• _What to do_: Print each line of the listing once more, precisely as given.

• _Record excerpts_:
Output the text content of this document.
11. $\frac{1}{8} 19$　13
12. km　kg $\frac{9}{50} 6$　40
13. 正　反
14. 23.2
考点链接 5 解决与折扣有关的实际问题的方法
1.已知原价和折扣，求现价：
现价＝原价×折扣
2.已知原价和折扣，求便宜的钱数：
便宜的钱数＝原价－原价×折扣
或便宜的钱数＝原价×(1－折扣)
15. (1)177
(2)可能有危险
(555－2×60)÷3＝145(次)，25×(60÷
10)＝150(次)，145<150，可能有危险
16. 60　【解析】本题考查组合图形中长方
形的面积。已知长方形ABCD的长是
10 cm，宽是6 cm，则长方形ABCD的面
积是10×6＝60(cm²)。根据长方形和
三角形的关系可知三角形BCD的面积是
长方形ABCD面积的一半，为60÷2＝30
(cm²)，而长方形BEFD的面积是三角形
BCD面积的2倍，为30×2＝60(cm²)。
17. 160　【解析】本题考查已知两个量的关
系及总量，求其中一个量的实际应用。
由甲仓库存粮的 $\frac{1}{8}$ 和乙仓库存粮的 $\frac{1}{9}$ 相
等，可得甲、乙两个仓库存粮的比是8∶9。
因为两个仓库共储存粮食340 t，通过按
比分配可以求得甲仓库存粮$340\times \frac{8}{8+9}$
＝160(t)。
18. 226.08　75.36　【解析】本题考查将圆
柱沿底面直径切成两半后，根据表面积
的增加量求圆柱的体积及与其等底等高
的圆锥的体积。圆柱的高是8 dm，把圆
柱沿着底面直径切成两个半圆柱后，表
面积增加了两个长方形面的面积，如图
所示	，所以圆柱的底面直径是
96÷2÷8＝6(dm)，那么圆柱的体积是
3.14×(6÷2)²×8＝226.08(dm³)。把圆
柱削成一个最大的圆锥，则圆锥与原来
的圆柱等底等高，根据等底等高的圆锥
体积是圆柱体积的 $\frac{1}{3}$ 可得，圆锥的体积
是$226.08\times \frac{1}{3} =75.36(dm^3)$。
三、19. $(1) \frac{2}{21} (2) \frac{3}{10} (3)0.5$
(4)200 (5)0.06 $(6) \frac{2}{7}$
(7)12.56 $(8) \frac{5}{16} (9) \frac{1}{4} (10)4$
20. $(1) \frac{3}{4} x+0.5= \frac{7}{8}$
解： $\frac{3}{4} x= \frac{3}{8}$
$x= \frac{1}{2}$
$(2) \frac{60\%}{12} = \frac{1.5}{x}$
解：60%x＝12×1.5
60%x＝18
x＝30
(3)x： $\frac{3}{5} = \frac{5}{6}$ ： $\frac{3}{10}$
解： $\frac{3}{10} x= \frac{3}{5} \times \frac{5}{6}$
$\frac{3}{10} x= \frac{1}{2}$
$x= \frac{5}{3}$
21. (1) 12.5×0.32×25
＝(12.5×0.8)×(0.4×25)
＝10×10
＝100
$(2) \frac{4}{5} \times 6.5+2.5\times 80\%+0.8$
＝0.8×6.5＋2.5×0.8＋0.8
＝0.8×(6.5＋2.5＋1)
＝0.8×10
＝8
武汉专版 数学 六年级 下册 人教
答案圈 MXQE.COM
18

• _Exercise response_:
Output the text content of this document.
11. $\frac{1}{8} 19$　13
12. km　kg $\frac{9}{50} 6$　40
13. 正　反
14. 23.2
考点链接 5 解决与折扣有关的实际问题的方法
1.已知原价和折扣，求现价：
现价＝原价×折扣
2.已知原价和折扣，求便宜的钱数：
便宜的钱数＝原价－原价×折扣
或便宜的钱数＝原价×(1－折扣)
15. (1)177
(2)可能有危险
(555－2×60)÷3＝145(次)，25×(60÷
10)＝150(次)，145<150，可能有危险
16. 60　【解析】本题考查组合图形中长方
形的面积。已知长方形ABCD的长是
10 cm，宽是6 cm，则长方形ABCD的面
积是10×6＝60(cm²)。根据长方形和
三角形的关系可知三角形BCD的面积是
长方形ABCD面积的一半，为60÷2＝30
(cm²)，而长方形BEFD的面积是三角形
BCD面积的2倍，为30×2＝60(cm²)。
17. 160　【解析】本题考查已知两个量的关
系及总量，求其中一个量的实际应用。
由甲仓库存粮的 $\frac{1}{8}$ 和乙仓库存粮的 $\frac{1}{9}$ 相
等，可得甲、乙两个仓库存粮的比是8∶9。
因为两个仓库共储存粮食340 t，通过按
比分配可以求得甲仓库存粮$340\times \frac{8}{8+9}$
＝160(t)。
18. 226.08　75.36　【解析】本题考查将圆
柱沿底面直径切成两半后，根据表面积
的增加量求圆柱的体积及与其等底等高
的圆锥的体积。圆柱的高是8 dm，把圆
柱沿着底面直径切成两个半圆柱后，表
面积增加了两个长方形面的面积，如图
所示	，所以圆柱的底面直径是
96÷2÷8＝6(dm)，那么圆柱的体积是
3.14×(6÷2)²×8＝226.08(dm³)。把圆
柱削成一个最大的圆锥，则圆锥与原来
的圆柱等底等高，根据等底等高的圆锥
体积是圆柱体积的 $\frac{1}{3}$ 可得，圆锥的体积
是$226.08\times \frac{1}{3} =75.36(dm^3)$。
三、19. $(1) \frac{2}{21} (2) \frac{3}{10} (3)0.5$
(4)200 (5)0.06 $(6) \frac{2}{7}$
(7)12.56 $(8) \frac{5}{16} (9) \frac{1}{4} (10)4$
20. $(1) \frac{3}{4} x+0.5= \frac{7}{8}$
解： $\frac{3}{4} x= \frac{3}{8}$
$x= \frac{1}{2}$
$(2) \frac{60\%}{12} = \frac{1.5}{x}$
解：60%x＝12×1.5
60%x＝18
x＝30
(3)x： $\frac{3}{5} = \frac{5}{6}$ ： $\frac{3}{10}$
解： $\frac{3}{10} x= \frac{3}{5} \times \frac{5}{6}$
$\frac{3}{10} x= \frac{1}{2}$
$x= \frac{5}{3}$
21. (1) 12.5×0.32×25
＝(12.5×0.8)×(0.4×25)
＝10×10
＝100
$(2) \frac{4}{5} \times 6.5+2.5\times 80\%+0.8$
＝0.8×6.5＋2.5×0.8＋0.8
＝0.8×(6.5＋2.5＋1)
＝0.8×10
＝8
武汉专版 数学 六年级 下册 人教
答案圈 MXQE.COM
18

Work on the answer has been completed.